Requirements -
Across the entries, how many lines have the string "follows" in them? Reply with only a number.

Data provided -
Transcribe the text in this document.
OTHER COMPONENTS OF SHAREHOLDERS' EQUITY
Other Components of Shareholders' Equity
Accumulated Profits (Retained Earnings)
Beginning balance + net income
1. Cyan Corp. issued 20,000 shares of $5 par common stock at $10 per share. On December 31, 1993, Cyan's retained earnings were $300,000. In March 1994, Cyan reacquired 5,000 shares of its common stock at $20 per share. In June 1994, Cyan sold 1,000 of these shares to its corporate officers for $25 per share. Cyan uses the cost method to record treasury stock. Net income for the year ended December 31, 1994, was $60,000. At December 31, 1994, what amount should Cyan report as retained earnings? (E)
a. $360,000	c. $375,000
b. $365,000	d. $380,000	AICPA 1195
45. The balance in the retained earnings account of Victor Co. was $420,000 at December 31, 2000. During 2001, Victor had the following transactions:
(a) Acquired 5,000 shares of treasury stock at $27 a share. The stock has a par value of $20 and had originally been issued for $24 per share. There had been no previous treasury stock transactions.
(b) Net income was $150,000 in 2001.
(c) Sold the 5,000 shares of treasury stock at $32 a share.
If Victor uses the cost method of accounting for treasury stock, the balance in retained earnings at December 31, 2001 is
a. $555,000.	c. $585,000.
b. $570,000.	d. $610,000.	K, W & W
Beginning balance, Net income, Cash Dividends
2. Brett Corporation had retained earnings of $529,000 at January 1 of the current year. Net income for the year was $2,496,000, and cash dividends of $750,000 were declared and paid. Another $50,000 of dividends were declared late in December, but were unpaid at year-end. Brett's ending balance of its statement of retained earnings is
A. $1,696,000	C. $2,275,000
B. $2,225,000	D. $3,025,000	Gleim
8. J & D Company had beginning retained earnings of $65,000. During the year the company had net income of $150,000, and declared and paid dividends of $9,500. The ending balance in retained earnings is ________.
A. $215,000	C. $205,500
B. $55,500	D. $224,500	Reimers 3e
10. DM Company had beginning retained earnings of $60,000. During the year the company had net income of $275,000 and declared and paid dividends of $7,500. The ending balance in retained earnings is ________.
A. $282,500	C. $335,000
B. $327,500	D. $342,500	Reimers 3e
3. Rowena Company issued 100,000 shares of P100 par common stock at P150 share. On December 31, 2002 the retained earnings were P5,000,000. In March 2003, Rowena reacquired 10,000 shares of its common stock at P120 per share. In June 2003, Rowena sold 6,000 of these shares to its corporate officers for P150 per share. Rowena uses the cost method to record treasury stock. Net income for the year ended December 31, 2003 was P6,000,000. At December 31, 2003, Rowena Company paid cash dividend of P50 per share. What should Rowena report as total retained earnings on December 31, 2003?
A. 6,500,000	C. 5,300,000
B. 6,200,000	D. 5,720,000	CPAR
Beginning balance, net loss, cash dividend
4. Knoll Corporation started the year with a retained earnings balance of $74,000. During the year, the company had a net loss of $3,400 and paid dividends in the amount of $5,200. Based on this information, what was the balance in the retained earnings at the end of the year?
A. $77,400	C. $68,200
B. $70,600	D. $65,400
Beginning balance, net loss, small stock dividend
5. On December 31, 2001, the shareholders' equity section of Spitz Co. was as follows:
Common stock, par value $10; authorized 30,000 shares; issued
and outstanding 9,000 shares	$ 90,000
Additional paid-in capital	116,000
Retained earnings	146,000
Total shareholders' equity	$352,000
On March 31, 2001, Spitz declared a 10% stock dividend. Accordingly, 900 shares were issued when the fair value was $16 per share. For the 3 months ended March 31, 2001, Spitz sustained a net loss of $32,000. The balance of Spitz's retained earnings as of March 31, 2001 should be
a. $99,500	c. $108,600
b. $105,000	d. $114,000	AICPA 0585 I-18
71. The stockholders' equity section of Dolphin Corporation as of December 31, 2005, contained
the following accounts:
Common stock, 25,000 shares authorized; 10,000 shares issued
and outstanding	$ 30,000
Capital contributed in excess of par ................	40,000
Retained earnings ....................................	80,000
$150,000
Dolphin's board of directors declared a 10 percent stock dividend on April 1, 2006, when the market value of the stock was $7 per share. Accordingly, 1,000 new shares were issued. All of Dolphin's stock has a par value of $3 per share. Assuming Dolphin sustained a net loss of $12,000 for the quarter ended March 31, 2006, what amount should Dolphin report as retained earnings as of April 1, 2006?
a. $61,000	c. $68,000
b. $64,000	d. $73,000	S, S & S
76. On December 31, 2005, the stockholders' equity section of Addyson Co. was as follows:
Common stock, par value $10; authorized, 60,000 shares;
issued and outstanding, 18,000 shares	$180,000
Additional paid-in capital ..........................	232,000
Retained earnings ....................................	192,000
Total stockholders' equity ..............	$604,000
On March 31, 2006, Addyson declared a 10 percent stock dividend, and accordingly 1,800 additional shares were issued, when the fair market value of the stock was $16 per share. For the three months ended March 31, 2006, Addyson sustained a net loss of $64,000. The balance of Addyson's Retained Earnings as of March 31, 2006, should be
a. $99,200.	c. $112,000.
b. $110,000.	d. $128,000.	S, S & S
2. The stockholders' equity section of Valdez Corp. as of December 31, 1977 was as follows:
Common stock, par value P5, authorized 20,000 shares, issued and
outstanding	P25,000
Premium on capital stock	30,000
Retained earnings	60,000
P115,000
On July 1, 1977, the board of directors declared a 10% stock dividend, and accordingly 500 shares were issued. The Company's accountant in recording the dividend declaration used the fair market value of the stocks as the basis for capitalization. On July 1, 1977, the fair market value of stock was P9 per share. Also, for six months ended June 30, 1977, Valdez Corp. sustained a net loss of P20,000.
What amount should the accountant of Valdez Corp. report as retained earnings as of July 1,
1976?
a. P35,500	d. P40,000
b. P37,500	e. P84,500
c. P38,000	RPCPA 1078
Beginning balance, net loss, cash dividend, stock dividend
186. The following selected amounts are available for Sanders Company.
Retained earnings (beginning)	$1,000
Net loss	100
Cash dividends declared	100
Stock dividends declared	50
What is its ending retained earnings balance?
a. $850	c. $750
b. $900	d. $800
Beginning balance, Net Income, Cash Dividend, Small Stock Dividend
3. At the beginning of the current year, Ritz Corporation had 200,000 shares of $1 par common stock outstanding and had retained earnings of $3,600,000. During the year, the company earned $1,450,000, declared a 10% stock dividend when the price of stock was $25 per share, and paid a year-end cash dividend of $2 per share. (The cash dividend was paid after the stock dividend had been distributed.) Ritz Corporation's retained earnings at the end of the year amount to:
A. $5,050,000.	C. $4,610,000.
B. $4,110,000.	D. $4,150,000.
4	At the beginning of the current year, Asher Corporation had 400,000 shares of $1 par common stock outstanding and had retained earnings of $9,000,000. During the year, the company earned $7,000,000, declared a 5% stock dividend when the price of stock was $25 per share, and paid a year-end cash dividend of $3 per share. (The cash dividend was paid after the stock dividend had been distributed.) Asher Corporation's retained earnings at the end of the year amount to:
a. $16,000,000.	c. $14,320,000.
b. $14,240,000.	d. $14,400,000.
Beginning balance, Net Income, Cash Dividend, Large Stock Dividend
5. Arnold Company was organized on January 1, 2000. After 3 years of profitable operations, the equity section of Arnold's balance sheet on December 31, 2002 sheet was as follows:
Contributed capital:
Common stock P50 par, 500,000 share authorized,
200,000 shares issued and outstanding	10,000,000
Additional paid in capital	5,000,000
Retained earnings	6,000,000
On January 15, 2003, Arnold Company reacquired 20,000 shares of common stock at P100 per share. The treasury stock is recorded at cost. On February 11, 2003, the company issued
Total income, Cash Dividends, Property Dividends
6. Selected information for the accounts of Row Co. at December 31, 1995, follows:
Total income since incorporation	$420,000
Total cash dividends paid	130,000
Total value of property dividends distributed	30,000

Reply to the task -
5